▸ **THE EXERCISE**
Can you output the records below exactly as they are written?

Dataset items
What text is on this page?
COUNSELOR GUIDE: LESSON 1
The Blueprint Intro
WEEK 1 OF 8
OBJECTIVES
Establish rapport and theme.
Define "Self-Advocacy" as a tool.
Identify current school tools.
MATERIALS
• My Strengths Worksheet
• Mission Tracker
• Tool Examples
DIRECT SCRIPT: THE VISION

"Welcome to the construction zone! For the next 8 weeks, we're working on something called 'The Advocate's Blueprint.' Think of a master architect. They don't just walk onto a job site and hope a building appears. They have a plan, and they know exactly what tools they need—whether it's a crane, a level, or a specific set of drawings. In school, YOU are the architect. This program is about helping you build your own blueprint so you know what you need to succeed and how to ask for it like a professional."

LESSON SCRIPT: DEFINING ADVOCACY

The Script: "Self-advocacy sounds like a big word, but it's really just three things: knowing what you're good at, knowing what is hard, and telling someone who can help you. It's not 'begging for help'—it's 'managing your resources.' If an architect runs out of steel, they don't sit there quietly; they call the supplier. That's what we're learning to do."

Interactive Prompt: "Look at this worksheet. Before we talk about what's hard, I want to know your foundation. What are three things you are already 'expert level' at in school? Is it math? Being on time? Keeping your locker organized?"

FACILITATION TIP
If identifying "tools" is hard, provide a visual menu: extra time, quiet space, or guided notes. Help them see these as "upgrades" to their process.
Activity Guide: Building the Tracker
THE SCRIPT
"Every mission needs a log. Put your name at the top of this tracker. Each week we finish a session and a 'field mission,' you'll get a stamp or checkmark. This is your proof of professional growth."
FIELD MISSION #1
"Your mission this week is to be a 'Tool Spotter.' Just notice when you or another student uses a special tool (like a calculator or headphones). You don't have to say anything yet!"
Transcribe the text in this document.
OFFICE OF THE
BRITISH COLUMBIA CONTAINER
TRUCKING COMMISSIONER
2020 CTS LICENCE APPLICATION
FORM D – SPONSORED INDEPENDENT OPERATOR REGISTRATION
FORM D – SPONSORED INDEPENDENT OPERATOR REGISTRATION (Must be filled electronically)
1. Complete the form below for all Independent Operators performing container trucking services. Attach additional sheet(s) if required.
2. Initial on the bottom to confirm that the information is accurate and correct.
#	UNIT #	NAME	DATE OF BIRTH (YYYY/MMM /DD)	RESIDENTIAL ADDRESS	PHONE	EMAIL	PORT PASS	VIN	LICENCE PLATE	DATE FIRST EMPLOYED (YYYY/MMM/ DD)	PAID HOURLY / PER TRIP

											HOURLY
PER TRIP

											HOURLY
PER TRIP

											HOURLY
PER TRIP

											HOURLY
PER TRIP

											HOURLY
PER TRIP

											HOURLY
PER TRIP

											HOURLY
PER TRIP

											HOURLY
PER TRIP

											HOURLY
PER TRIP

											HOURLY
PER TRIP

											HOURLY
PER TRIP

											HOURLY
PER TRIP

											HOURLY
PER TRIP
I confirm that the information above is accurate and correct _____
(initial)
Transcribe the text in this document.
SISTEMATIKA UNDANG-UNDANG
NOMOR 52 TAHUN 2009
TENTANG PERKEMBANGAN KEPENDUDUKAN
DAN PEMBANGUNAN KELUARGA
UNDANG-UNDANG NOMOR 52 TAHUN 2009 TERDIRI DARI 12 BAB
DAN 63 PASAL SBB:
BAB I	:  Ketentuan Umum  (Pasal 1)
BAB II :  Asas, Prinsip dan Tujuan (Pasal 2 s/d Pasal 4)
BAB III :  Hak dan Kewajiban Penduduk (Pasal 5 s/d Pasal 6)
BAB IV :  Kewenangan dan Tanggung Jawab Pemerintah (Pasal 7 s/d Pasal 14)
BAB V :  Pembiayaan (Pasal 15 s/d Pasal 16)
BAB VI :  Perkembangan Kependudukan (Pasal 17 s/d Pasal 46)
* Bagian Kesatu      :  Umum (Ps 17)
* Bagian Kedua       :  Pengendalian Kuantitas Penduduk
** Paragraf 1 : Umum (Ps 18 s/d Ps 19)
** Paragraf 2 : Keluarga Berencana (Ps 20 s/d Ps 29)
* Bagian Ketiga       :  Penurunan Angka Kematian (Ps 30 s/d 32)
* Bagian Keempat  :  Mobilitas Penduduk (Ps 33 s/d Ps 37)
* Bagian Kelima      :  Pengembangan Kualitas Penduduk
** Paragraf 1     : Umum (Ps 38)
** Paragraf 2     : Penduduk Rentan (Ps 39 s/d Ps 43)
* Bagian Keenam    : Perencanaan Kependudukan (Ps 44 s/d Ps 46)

▸ **EXERCISE RESPONSE**
What text is on this page?
COUNSELOR GUIDE: LESSON 1
The Blueprint Intro
WEEK 1 OF 8
OBJECTIVES
Establish rapport and theme.
Define "Self-Advocacy" as a tool.
Identify current school tools.
MATERIALS
• My Strengths Worksheet
• Mission Tracker
• Tool Examples
DIRECT SCRIPT: THE VISION

"Welcome to the construction zone! For the next 8 weeks, we're working on something called 'The Advocate's Blueprint.' Think of a master architect. They don't just walk onto a job site and hope a building appears. They have a plan, and they know exactly what tools they need—whether it's a crane, a level, or a specific set of drawings. In school, YOU are the architect. This program is about helping you build your own blueprint so you know what you need to succeed and how to ask for it like a professional."

LESSON SCRIPT: DEFINING ADVOCACY

The Script: "Self-advocacy sounds like a big word, but it's really just three things: knowing what you're good at, knowing what is hard, and telling someone who can help you. It's not 'begging for help'—it's 'managing your resources.' If an architect runs out of steel, they don't sit there quietly; they call the supplier. That's what we're learning to do."

Interactive Prompt: "Look at this worksheet. Before we talk about what's hard, I want to know your foundation. What are three things you are already 'expert level' at in school? Is it math? Being on time? Keeping your locker organized?"

FACILITATION TIP
If identifying "tools" is hard, provide a visual menu: extra time, quiet space, or guided notes. Help them see these as "upgrades" to their process.
Activity Guide: Building the Tracker
THE SCRIPT
"Every mission needs a log. Put your name at the top of this tracker. Each week we finish a session and a 'field mission,' you'll get a stamp or checkmark. This is your proof of professional growth."
FIELD MISSION #1
"Your mission this week is to be a 'Tool Spotter.' Just notice when you or another student uses a special tool (like a calculator or headphones). You don't have to say anything yet!"
Transcribe the text in this document.
OFFICE OF THE
BRITISH COLUMBIA CONTAINER
TRUCKING COMMISSIONER
2020 CTS LICENCE APPLICATION
FORM D – SPONSORED INDEPENDENT OPERATOR REGISTRATION
FORM D – SPONSORED INDEPENDENT OPERATOR REGISTRATION (Must be filled electronically)
1. Complete the form below for all Independent Operators performing container trucking services. Attach additional sheet(s) if required.
2. Initial on the bottom to confirm that the information is accurate and correct.
#	UNIT #	NAME	DATE OF BIRTH (YYYY/MMM /DD)	RESIDENTIAL ADDRESS	PHONE	EMAIL	PORT PASS	VIN	LICENCE PLATE	DATE FIRST EMPLOYED (YYYY/MMM/ DD)	PAID HOURLY / PER TRIP

											HOURLY
PER TRIP

											HOURLY
PER TRIP

											HOURLY
PER TRIP

											HOURLY
PER TRIP

											HOURLY
PER TRIP

											HOURLY
PER TRIP

											HOURLY
PER TRIP

											HOURLY
PER TRIP

											HOURLY
PER TRIP

											HOURLY
PER TRIP

											HOURLY
PER TRIP

											HOURLY
PER TRIP

											HOURLY
PER TRIP
I confirm that the information above is accurate and correct _____
(initial)
Transcribe the text in this document.
SISTEMATIKA UNDANG-UNDANG
NOMOR 52 TAHUN 2009
TENTANG PERKEMBANGAN KEPENDUDUKAN
DAN PEMBANGUNAN KELUARGA
UNDANG-UNDANG NOMOR 52 TAHUN 2009 TERDIRI DARI 12 BAB
DAN 63 PASAL SBB:
BAB I	:  Ketentuan Umum  (Pasal 1)
BAB II :  Asas, Prinsip dan Tujuan (Pasal 2 s/d Pasal 4)
BAB III :  Hak dan Kewajiban Penduduk (Pasal 5 s/d Pasal 6)
BAB IV :  Kewenangan dan Tanggung Jawab Pemerintah (Pasal 7 s/d Pasal 14)
BAB V :  Pembiayaan (Pasal 15 s/d Pasal 16)
BAB VI :  Perkembangan Kependudukan (Pasal 17 s/d Pasal 46)
* Bagian Kesatu      :  Umum (Ps 17)
* Bagian Kedua       :  Pengendalian Kuantitas Penduduk
** Paragraf 1 : Umum (Ps 18 s/d Ps 19)
** Paragraf 2 : Keluarga Berencana (Ps 20 s/d Ps 29)
* Bagian Ketiga       :  Penurunan Angka Kematian (Ps 30 s/d 32)
* Bagian Keempat  :  Mobilitas Penduduk (Ps 33 s/d Ps 37)
* Bagian Kelima      :  Pengembangan Kualitas Penduduk
** Paragraf 1     : Umum (Ps 38)
** Paragraf 2     : Penduduk Rentan (Ps 39 s/d Ps 43)
* Bagian Keenam    : Perencanaan Kependudukan (Ps 44 s/d Ps 46)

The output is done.